Objective:
Below are the records; copy each line in them that holds the word "name".

____

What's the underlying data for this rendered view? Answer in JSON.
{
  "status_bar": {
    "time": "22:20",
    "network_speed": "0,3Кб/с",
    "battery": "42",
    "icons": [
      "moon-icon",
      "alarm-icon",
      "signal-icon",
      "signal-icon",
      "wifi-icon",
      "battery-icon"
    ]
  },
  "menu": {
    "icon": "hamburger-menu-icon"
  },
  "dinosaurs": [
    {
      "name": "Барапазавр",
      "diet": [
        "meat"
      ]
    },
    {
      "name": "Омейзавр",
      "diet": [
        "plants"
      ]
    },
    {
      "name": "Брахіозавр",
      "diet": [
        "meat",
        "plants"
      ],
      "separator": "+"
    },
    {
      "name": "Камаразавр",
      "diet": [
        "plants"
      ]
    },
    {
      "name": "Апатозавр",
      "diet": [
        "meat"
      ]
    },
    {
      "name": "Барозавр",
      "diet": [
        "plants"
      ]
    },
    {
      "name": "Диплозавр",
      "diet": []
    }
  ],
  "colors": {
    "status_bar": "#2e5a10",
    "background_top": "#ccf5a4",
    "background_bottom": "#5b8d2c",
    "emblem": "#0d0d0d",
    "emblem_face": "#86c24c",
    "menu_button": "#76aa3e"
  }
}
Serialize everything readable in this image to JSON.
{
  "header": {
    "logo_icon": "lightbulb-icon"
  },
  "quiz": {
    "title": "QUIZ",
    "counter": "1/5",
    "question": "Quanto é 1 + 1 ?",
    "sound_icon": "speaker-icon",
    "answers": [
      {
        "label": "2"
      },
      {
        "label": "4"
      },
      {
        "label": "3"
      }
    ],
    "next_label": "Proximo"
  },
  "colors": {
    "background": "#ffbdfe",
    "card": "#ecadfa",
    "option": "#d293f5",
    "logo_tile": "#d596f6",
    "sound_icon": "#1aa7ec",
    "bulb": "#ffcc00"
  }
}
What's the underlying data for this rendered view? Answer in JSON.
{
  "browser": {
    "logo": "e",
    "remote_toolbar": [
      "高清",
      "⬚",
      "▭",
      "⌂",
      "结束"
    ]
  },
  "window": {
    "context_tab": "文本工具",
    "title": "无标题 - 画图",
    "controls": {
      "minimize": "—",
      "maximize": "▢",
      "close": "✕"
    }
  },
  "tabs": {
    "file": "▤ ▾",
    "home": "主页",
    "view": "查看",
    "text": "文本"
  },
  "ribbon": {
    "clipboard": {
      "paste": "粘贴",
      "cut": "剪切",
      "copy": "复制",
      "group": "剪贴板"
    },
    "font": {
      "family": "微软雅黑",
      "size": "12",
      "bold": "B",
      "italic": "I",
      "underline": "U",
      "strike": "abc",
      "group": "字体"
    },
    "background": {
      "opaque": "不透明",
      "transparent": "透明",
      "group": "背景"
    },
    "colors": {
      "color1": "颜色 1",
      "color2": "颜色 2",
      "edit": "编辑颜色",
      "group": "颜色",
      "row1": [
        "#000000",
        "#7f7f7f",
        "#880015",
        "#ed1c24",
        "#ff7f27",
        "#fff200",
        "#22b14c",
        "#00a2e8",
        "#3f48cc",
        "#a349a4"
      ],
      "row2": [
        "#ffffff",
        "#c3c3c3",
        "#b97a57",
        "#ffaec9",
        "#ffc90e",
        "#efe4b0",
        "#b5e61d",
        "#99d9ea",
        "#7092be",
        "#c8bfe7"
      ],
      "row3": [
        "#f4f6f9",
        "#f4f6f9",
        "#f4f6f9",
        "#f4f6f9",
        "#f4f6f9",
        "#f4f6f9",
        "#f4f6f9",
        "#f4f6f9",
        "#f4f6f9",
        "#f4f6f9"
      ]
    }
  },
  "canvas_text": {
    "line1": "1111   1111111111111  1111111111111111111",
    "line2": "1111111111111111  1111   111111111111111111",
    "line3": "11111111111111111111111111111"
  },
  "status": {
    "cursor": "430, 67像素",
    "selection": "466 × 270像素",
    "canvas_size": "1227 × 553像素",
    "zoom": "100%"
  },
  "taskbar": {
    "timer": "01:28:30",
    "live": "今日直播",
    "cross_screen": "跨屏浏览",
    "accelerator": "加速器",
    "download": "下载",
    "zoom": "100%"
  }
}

____

Answer for the task:
      "name": "Барапазавр",
      "name": "Омейзавр",
      "name": "Брахіозавр",
      "name": "Камаразавр",
      "name": "Апатозавр",
      "name": "Барозавр",
      "name": "Диплозавр",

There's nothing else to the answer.